## start TASK INPUT

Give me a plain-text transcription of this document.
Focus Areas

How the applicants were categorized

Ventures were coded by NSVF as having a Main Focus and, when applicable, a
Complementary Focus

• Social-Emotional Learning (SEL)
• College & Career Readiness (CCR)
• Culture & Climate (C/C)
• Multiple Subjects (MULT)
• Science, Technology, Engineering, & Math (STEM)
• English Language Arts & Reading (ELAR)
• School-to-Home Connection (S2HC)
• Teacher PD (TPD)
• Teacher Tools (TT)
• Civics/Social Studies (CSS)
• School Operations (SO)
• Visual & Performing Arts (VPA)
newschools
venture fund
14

## end TASK INPUT

=== WHAT TO WORK ON ===
Repeat the entries above exactly, leaving nothing out.

=== SOLUTION FOR THIS PROBLEM ===
Give me a plain-text transcription of this document.
Focus Areas

How the applicants were categorized

Ventures were coded by NSVF as having a Main Focus and, when applicable, a
Complementary Focus

• Social-Emotional Learning (SEL)
• College & Career Readiness (CCR)
• Culture & Climate (C/C)
• Multiple Subjects (MULT)
• Science, Technology, Engineering, & Math (STEM)
• English Language Arts & Reading (ELAR)
• School-to-Home Connection (S2HC)
• Teacher PD (TPD)
• Teacher Tools (TT)
• Civics/Social Studies (CSS)
• School Operations (SO)
• Visual & Performing Arts (VPA)
newschools
venture fund
14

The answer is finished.